[start Data to use]

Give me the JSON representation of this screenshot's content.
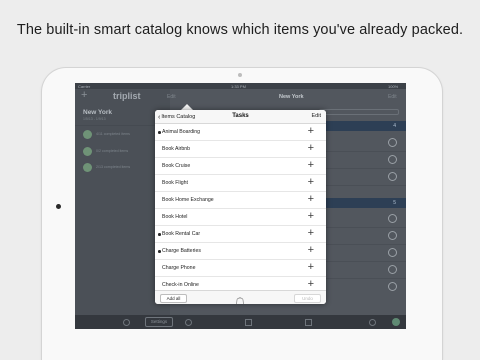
{
  "caption": "The built-in smart catalog knows which items you've already packed.",
  "status_bar": {
    "carrier": "Carrier",
    "time": "1:33 PM",
    "battery": "100%"
  },
  "app": {
    "logo": "triplist",
    "left_edit": "Edit",
    "right_title": "New York",
    "right_edit": "Edit",
    "trip": {
      "name": "New York",
      "dates": "1/5/13 - 1/9/13"
    },
    "trip_rows": [
      "4/11 completed items",
      "0/2 completed items",
      "2/13 completed items"
    ],
    "segment_label": "Items (4)",
    "bands": [
      "4",
      "5"
    ],
    "tabbar": {
      "settings_label": "Settings"
    }
  },
  "popover": {
    "back_label": "Items Catalog",
    "title": "Tasks",
    "edit_label": "Edit",
    "items": [
      {
        "label": "Animal Boarding",
        "packed": true
      },
      {
        "label": "Book Airbnb",
        "packed": false
      },
      {
        "label": "Book Cruise",
        "packed": false
      },
      {
        "label": "Book Flight",
        "packed": false
      },
      {
        "label": "Book Home Exchange",
        "packed": false
      },
      {
        "label": "Book Hotel",
        "packed": false
      },
      {
        "label": "Book Rental Car",
        "packed": true
      },
      {
        "label": "Charge Batteries",
        "packed": true
      },
      {
        "label": "Charge Phone",
        "packed": false
      },
      {
        "label": "Check-in Online",
        "packed": false
      }
    ],
    "add_all_label": "Add all",
    "undo_label": "Undo",
    "bag_icon": "bag-icon",
    "add_icon": "plus-icon"
  }
}
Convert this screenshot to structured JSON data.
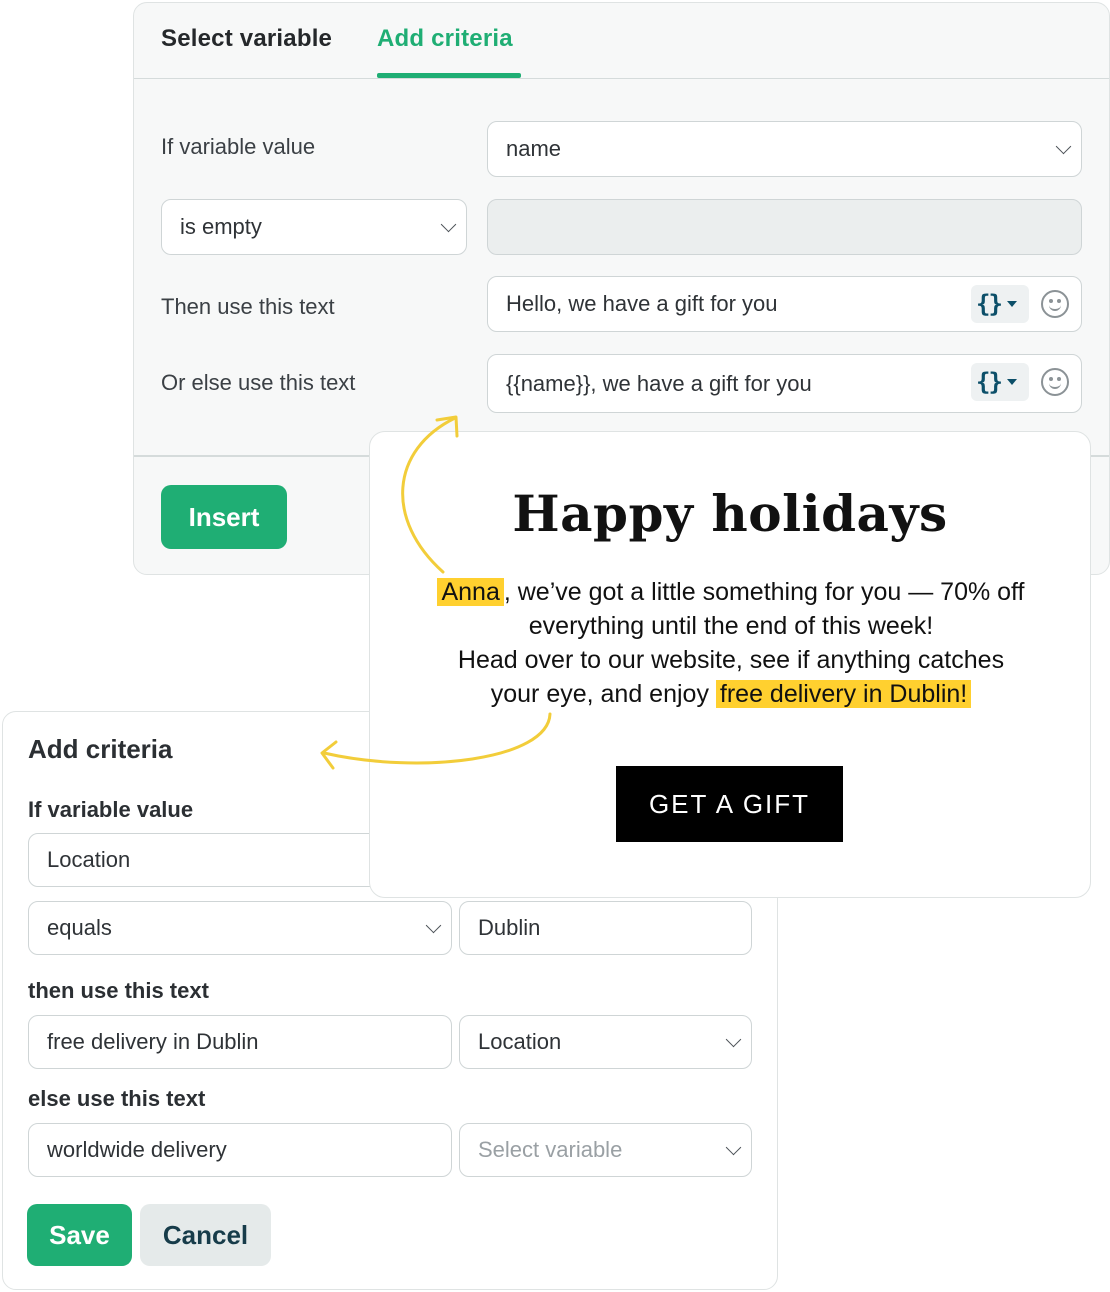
{
  "top_panel": {
    "tabs": [
      {
        "label": "Select variable",
        "active": false
      },
      {
        "label": "Add criteria",
        "active": true
      }
    ],
    "if_variable_label": "If variable value",
    "variable_select": "name",
    "operator_select": "is empty",
    "operator_value": "",
    "then_label": "Then use this text",
    "then_text": "Hello, we have a gift for you",
    "else_label": "Or else use this text",
    "else_text": "{{name}}, we have a gift for you",
    "variable_button_glyph": "{}",
    "insert_label": "Insert"
  },
  "email_preview": {
    "title": "Happy holidays",
    "name_highlight": "Anna",
    "line1_rest": ", we’ve got a little something for you — 70% off",
    "line2": "everything until the end of this week!",
    "line3": "Head over to our website, see if anything catches",
    "line4_start": "your eye, and enjoy ",
    "delivery_highlight": "free delivery in Dublin!",
    "button_label": "GET A GIFT",
    "highlight_color": "#ffd02f"
  },
  "bottom_panel": {
    "title": "Add criteria",
    "if_variable_label": "If variable value",
    "variable_select": "Location",
    "operator_select": "equals",
    "operator_value": "Dublin",
    "then_label": "then use this text",
    "then_text": "free delivery in Dublin",
    "then_variable_select": "Location",
    "else_label": "else use this text",
    "else_text": "worldwide delivery",
    "else_variable_placeholder": "Select variable",
    "save_label": "Save",
    "cancel_label": "Cancel"
  },
  "colors": {
    "accent": "#1fae74",
    "arrow": "#f2cd3a",
    "braces": "#0c4f69"
  }
}
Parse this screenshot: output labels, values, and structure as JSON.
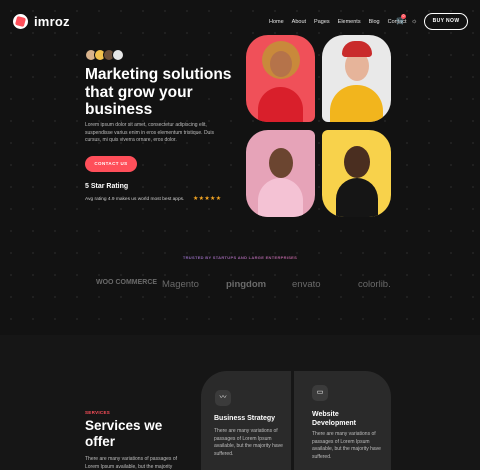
{
  "brand": {
    "name": "imroz"
  },
  "nav": {
    "items": [
      "Home",
      "About",
      "Pages",
      "Elements",
      "Blog",
      "Contact"
    ],
    "cart_count": "0",
    "cta": "BUY NOW"
  },
  "hero": {
    "title": "Marketing solutions that grow your business",
    "description": "Lorem ipsum dolor sit amet, consectetur adipiscing elit, suspendisse varius enim in eros elementum tristique. Duis cursus, mi quis viverra ornare, eros dolor.",
    "cta": "CONTACT US",
    "rating_title": "5 Star Rating",
    "rating_text": "Avg rating 4.9 makes us world most best apps.",
    "stars": "★★★★★"
  },
  "trusted": {
    "label": "TRUSTED BY STARTUPS AND LARGE ENTERPRISES",
    "brands": [
      "WOO COMMERCE",
      "Magento",
      "pingdom",
      "envato",
      "colorlib."
    ]
  },
  "services": {
    "label": "SERVICES",
    "title": "Services we offer",
    "description": "There are many variations of passages of Lorem Ipsum available, but the majority",
    "cards": [
      {
        "title": "Business Strategy",
        "description": "There are many variations of passages of Lorem Ipsum available, but the majority have suffered.",
        "icon": "pulse-icon"
      },
      {
        "title": "Website Development",
        "description": "There are many variations of passages of Lorem Ipsum available, but the majority have suffered.",
        "icon": "monitor-icon"
      }
    ]
  },
  "colors": {
    "accent": "#ff4f5a",
    "background": "#121212",
    "card": "#2a2a2a"
  }
}
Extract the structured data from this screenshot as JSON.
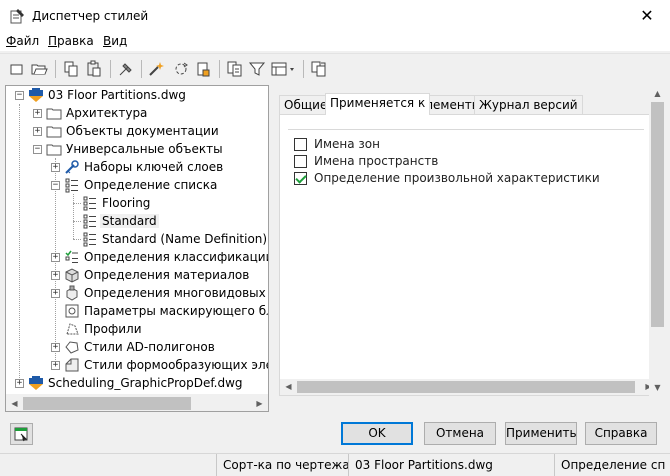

[end Data to use]

▸ **Task goal**
The entries above should be reproduced exactly, without their pictures.

▸ **Answer to this problem**
Give me the JSON representation of this screenshot's content.
{
  "caption": "The built-in smart catalog knows which items you've already packed.",
  "status_bar": {
    "carrier": "Carrier",
    "time": "1:33 PM",
    "battery": "100%"
  },
  "app": {
    "logo": "triplist",
    "left_edit": "Edit",
    "right_title": "New York",
    "right_edit": "Edit",
    "trip": {
      "name": "New York",
      "dates": "1/5/13 - 1/9/13"
    },
    "trip_rows": [
      "4/11 completed items",
      "0/2 completed items",
      "2/13 completed items"
    ],
    "segment_label": "Items (4)",
    "bands": [
      "4",
      "5"
    ],
    "tabbar": {
      "settings_label": "Settings"
    }
  },
  "popover": {
    "back_label": "Items Catalog",
    "title": "Tasks",
    "edit_label": "Edit",
    "items": [
      {
        "label": "Animal Boarding",
        "packed": true
      },
      {
        "label": "Book Airbnb",
        "packed": false
      },
      {
        "label": "Book Cruise",
        "packed": false
      },
      {
        "label": "Book Flight",
        "packed": false
      },
      {
        "label": "Book Home Exchange",
        "packed": false
      },
      {
        "label": "Book Hotel",
        "packed": false
      },
      {
        "label": "Book Rental Car",
        "packed": true
      },
      {
        "label": "Charge Batteries",
        "packed": true
      },
      {
        "label": "Charge Phone",
        "packed": false
      },
      {
        "label": "Check-in Online",
        "packed": false
      }
    ],
    "add_all_label": "Add all",
    "undo_label": "Undo",
    "bag_icon": "bag-icon",
    "add_icon": "plus-icon"
  }
}
Convert this screenshot to structured JSON data.
{
  "top_panel": {
    "tabs": [
      {
        "label": "Select variable",
        "active": false
      },
      {
        "label": "Add criteria",
        "active": true
      }
    ],
    "if_variable_label": "If variable value",
    "variable_select": "name",
    "operator_select": "is empty",
    "operator_value": "",
    "then_label": "Then use this text",
    "then_text": "Hello, we have a gift for you",
    "else_label": "Or else use this text",
    "else_text": "{{name}}, we have a gift for you",
    "variable_button_glyph": "{}",
    "insert_label": "Insert"
  },
  "email_preview": {
    "title": "Happy holidays",
    "name_highlight": "Anna",
    "line1_rest": ", we’ve got a little something for you — 70% off",
    "line2": "everything until the end of this week!",
    "line3": "Head over to our website, see if anything catches",
    "line4_start": "your eye, and enjoy ",
    "delivery_highlight": "free delivery in Dublin!",
    "button_label": "GET A GIFT",
    "highlight_color": "#ffd02f"
  },
  "bottom_panel": {
    "title": "Add criteria",
    "if_variable_label": "If variable value",
    "variable_select": "Location",
    "operator_select": "equals",
    "operator_value": "Dublin",
    "then_label": "then use this text",
    "then_text": "free delivery in Dublin",
    "then_variable_select": "Location",
    "else_label": "else use this text",
    "else_text": "worldwide delivery",
    "else_variable_placeholder": "Select variable",
    "save_label": "Save",
    "cancel_label": "Cancel"
  },
  "colors": {
    "accent": "#1fae74",
    "arrow": "#f2cd3a",
    "braces": "#0c4f69"
  }
}
Parse this screenshot: output labels, values, and structure as JSON.
{
  "brand": {
    "name": "imroz"
  },
  "nav": {
    "items": [
      "Home",
      "About",
      "Pages",
      "Elements",
      "Blog",
      "Contact"
    ],
    "cart_count": "0",
    "cta": "BUY NOW"
  },
  "hero": {
    "title": "Marketing solutions that grow your business",
    "description": "Lorem ipsum dolor sit amet, consectetur adipiscing elit, suspendisse varius enim in eros elementum tristique. Duis cursus, mi quis viverra ornare, eros dolor.",
    "cta": "CONTACT US",
    "rating_title": "5 Star Rating",
    "rating_text": "Avg rating 4.9 makes us world most best apps.",
    "stars": "★★★★★"
  },
  "trusted": {
    "label": "TRUSTED BY STARTUPS AND LARGE ENTERPRISES",
    "brands": [
      "WOO COMMERCE",
      "Magento",
      "pingdom",
      "envato",
      "colorlib."
    ]
  },
  "services": {
    "label": "SERVICES",
    "title": "Services we offer",
    "description": "There are many variations of passages of Lorem Ipsum available, but the majority",
    "cards": [
      {
        "title": "Business Strategy",
        "description": "There are many variations of passages of Lorem Ipsum available, but the majority have suffered.",
        "icon": "pulse-icon"
      },
      {
        "title": "Website Development",
        "description": "There are many variations of passages of Lorem Ipsum available, but the majority have suffered.",
        "icon": "monitor-icon"
      }
    ]
  },
  "colors": {
    "accent": "#ff4f5a",
    "background": "#121212",
    "card": "#2a2a2a"
  }
}
Extract the structured data from this screenshot as JSON.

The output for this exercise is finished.